WORK TO DO:
Find each line with the string "time" and report it.
- - - -
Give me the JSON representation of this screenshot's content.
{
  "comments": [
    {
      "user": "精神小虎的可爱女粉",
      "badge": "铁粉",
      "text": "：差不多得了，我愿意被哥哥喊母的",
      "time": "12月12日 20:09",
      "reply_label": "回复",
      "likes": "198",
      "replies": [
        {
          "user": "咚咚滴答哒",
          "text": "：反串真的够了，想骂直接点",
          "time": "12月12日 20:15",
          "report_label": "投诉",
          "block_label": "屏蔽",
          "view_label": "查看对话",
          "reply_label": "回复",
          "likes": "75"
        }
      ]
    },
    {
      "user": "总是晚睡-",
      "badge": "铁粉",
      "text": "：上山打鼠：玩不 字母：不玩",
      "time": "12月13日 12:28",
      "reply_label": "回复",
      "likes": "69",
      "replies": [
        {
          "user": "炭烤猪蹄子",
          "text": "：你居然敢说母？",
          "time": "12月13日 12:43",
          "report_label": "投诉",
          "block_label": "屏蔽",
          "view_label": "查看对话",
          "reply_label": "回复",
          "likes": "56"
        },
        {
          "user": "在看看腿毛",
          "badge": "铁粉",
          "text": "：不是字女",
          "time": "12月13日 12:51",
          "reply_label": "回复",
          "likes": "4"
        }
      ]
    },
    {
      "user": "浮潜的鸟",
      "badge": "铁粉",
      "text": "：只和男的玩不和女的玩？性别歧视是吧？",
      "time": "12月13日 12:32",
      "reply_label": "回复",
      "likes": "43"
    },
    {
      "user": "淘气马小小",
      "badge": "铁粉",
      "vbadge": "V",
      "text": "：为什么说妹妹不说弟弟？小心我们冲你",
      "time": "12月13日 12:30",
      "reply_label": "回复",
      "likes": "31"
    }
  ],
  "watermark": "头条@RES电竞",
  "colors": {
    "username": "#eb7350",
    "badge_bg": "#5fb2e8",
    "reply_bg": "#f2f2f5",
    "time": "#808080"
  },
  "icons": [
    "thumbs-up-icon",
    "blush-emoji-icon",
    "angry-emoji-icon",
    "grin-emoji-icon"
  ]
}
- - - -
RESULT BELOW:
      "time": "12月12日 20:09",
          "time": "12月12日 20:15",
      "time": "12月13日 12:28",
          "time": "12月13日 12:43",
          "time": "12月13日 12:51",
      "time": "12月13日 12:32",
      "time": "12月13日 12:30",
    "time": "#808080"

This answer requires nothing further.